Check each line of the material below, and copy it if it holds the string "Delivery".

**** The records

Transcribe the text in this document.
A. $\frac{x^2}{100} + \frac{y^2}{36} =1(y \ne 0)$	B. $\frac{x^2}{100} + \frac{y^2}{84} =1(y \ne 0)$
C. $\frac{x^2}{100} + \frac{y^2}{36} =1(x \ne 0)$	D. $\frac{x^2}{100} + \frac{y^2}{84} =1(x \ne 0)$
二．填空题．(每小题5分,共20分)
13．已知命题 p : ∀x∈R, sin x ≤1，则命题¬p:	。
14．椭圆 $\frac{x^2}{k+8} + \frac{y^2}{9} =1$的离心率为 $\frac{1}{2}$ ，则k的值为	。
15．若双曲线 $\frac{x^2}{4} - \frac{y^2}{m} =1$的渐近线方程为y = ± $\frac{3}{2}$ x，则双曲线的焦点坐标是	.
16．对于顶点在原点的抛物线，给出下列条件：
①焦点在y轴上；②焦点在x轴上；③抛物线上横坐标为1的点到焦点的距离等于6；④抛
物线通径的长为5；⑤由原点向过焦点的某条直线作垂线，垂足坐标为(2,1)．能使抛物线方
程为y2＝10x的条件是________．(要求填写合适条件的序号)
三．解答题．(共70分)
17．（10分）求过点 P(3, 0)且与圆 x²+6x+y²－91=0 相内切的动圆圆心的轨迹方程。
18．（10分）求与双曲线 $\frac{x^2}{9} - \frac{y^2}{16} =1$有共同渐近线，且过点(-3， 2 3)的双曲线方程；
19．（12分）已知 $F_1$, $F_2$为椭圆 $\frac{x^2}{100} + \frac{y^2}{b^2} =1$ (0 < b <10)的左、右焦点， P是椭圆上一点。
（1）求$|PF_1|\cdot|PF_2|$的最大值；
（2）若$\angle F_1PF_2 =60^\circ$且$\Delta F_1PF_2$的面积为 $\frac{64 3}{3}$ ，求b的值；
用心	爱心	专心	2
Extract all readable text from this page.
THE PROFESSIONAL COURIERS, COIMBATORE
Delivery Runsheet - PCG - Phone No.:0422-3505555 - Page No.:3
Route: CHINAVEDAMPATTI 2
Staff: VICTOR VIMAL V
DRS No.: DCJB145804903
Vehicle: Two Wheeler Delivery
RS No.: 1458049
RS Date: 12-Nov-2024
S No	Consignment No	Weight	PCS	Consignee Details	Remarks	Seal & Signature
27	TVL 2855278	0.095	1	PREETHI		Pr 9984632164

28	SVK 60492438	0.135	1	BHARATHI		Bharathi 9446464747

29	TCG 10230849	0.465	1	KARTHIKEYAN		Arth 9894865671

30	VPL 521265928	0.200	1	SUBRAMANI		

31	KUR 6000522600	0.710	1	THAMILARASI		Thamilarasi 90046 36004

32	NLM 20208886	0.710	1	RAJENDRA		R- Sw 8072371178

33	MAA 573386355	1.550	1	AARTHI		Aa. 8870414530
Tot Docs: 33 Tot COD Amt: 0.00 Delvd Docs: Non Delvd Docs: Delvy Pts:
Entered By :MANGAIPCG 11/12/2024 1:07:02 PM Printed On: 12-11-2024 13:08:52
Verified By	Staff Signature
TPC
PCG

********

● **Correct output**:
Delivery Runsheet - PCG - Phone No.:0422-3505555 - Page No.:3
Vehicle: Two Wheeler Delivery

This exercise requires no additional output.